Collected data:
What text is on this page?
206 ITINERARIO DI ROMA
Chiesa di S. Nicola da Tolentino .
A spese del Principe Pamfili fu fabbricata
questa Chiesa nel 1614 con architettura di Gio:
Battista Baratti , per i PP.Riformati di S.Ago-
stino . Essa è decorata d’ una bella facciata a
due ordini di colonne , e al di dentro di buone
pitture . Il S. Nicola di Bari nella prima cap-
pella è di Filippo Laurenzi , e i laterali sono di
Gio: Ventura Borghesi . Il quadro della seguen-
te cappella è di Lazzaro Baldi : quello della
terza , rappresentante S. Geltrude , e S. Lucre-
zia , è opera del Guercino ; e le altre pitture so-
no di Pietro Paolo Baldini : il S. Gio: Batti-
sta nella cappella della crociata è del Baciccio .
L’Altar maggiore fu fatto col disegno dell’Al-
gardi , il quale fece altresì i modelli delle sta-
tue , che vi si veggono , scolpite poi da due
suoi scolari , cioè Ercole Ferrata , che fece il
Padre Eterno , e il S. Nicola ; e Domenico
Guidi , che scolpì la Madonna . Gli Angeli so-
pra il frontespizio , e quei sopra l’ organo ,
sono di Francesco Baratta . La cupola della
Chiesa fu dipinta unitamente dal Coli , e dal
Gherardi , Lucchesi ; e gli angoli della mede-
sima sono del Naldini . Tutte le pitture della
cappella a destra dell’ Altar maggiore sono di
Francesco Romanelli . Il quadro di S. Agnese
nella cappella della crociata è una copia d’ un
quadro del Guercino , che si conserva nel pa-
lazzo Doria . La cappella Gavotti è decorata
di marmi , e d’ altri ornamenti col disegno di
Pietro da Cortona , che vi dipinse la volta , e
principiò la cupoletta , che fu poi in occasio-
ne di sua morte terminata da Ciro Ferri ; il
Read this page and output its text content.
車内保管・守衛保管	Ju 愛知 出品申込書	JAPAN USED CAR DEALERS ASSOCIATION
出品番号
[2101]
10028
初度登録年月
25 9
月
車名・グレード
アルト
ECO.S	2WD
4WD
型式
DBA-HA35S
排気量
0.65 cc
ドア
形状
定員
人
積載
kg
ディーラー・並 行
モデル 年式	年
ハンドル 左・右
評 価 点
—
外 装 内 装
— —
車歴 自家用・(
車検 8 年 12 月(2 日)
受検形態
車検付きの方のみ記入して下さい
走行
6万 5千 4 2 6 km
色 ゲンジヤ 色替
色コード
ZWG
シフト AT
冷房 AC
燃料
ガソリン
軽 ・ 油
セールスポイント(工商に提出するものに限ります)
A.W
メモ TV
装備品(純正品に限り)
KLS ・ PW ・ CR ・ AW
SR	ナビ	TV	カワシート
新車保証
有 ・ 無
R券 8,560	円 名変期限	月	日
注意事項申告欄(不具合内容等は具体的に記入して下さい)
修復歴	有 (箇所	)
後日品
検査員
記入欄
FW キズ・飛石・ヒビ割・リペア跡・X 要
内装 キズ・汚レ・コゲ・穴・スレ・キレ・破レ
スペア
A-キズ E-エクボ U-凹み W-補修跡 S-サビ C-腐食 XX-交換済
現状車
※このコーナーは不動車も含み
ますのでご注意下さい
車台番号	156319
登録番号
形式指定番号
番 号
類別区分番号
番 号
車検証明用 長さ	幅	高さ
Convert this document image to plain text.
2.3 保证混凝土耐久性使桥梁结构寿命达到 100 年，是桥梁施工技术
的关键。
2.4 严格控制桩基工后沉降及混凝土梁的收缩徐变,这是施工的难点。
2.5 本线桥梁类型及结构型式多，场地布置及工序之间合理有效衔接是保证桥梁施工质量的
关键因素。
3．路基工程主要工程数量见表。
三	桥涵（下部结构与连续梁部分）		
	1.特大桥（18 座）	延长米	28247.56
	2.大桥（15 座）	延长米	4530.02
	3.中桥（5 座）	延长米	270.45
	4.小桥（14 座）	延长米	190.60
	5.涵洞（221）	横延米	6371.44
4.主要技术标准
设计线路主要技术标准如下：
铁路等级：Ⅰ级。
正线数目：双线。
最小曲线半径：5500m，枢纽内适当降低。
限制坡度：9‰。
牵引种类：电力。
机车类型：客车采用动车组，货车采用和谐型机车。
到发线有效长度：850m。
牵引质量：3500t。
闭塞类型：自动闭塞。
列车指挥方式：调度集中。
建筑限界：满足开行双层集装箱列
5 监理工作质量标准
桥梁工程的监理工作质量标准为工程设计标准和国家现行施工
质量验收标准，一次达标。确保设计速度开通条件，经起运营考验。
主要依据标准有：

_The exercise:_ Return all of the entries word for word.

_Written response:_
What text is on this page?
206 ITINERARIO DI ROMA
Chiesa di S. Nicola da Tolentino .
A spese del Principe Pamfili fu fabbricata
questa Chiesa nel 1614 con architettura di Gio:
Battista Baratti , per i PP.Riformati di S.Ago-
stino . Essa è decorata d’ una bella facciata a
due ordini di colonne , e al di dentro di buone
pitture . Il S. Nicola di Bari nella prima cap-
pella è di Filippo Laurenzi , e i laterali sono di
Gio: Ventura Borghesi . Il quadro della seguen-
te cappella è di Lazzaro Baldi : quello della
terza , rappresentante S. Geltrude , e S. Lucre-
zia , è opera del Guercino ; e le altre pitture so-
no di Pietro Paolo Baldini : il S. Gio: Batti-
sta nella cappella della crociata è del Baciccio .
L’Altar maggiore fu fatto col disegno dell’Al-
gardi , il quale fece altresì i modelli delle sta-
tue , che vi si veggono , scolpite poi da due
suoi scolari , cioè Ercole Ferrata , che fece il
Padre Eterno , e il S. Nicola ; e Domenico
Guidi , che scolpì la Madonna . Gli Angeli so-
pra il frontespizio , e quei sopra l’ organo ,
sono di Francesco Baratta . La cupola della
Chiesa fu dipinta unitamente dal Coli , e dal
Gherardi , Lucchesi ; e gli angoli della mede-
sima sono del Naldini . Tutte le pitture della
cappella a destra dell’ Altar maggiore sono di
Francesco Romanelli . Il quadro di S. Agnese
nella cappella della crociata è una copia d’ un
quadro del Guercino , che si conserva nel pa-
lazzo Doria . La cappella Gavotti è decorata
di marmi , e d’ altri ornamenti col disegno di
Pietro da Cortona , che vi dipinse la volta , e
principiò la cupoletta , che fu poi in occasio-
ne di sua morte terminata da Ciro Ferri ; il
Read this page and output its text content.
車内保管・守衛保管	Ju 愛知 出品申込書	JAPAN USED CAR DEALERS ASSOCIATION
出品番号
[2101]
10028
初度登録年月
25 9
月
車名・グレード
アルト
ECO.S	2WD
4WD
型式
DBA-HA35S
排気量
0.65 cc
ドア
形状
定員
人
積載
kg
ディーラー・並 行
モデル 年式	年
ハンドル 左・右
評 価 点
—
外 装 内 装
— —
車歴 自家用・(
車検 8 年 12 月(2 日)
受検形態
車検付きの方のみ記入して下さい
走行
6万 5千 4 2 6 km
色 ゲンジヤ 色替
色コード
ZWG
シフト AT
冷房 AC
燃料
ガソリン
軽 ・ 油
セールスポイント(工商に提出するものに限ります)
A.W
メモ TV
装備品(純正品に限り)
KLS ・ PW ・ CR ・ AW
SR	ナビ	TV	カワシート
新車保証
有 ・ 無
R券 8,560	円 名変期限	月	日
注意事項申告欄(不具合内容等は具体的に記入して下さい)
修復歴	有 (箇所	)
後日品
検査員
記入欄
FW キズ・飛石・ヒビ割・リペア跡・X 要
内装 キズ・汚レ・コゲ・穴・スレ・キレ・破レ
スペア
A-キズ E-エクボ U-凹み W-補修跡 S-サビ C-腐食 XX-交換済
現状車
※このコーナーは不動車も含み
ますのでご注意下さい
車台番号	156319
登録番号
形式指定番号
番 号
類別区分番号
番 号
車検証明用 長さ	幅	高さ
Convert this document image to plain text.
2.3 保证混凝土耐久性使桥梁结构寿命达到 100 年，是桥梁施工技术
的关键。
2.4 严格控制桩基工后沉降及混凝土梁的收缩徐变,这是施工的难点。
2.5 本线桥梁类型及结构型式多，场地布置及工序之间合理有效衔接是保证桥梁施工质量的
关键因素。
3．路基工程主要工程数量见表。
三	桥涵（下部结构与连续梁部分）		
	1.特大桥（18 座）	延长米	28247.56
	2.大桥（15 座）	延长米	4530.02
	3.中桥（5 座）	延长米	270.45
	4.小桥（14 座）	延长米	190.60
	5.涵洞（221）	横延米	6371.44
4.主要技术标准
设计线路主要技术标准如下：
铁路等级：Ⅰ级。
正线数目：双线。
最小曲线半径：5500m，枢纽内适当降低。
限制坡度：9‰。
牵引种类：电力。
机车类型：客车采用动车组，货车采用和谐型机车。
到发线有效长度：850m。
牵引质量：3500t。
闭塞类型：自动闭塞。
列车指挥方式：调度集中。
建筑限界：满足开行双层集装箱列
5 监理工作质量标准
桥梁工程的监理工作质量标准为工程设计标准和国家现行施工
质量验收标准，一次达标。确保设计速度开通条件，经起运营考验。
主要依据标准有：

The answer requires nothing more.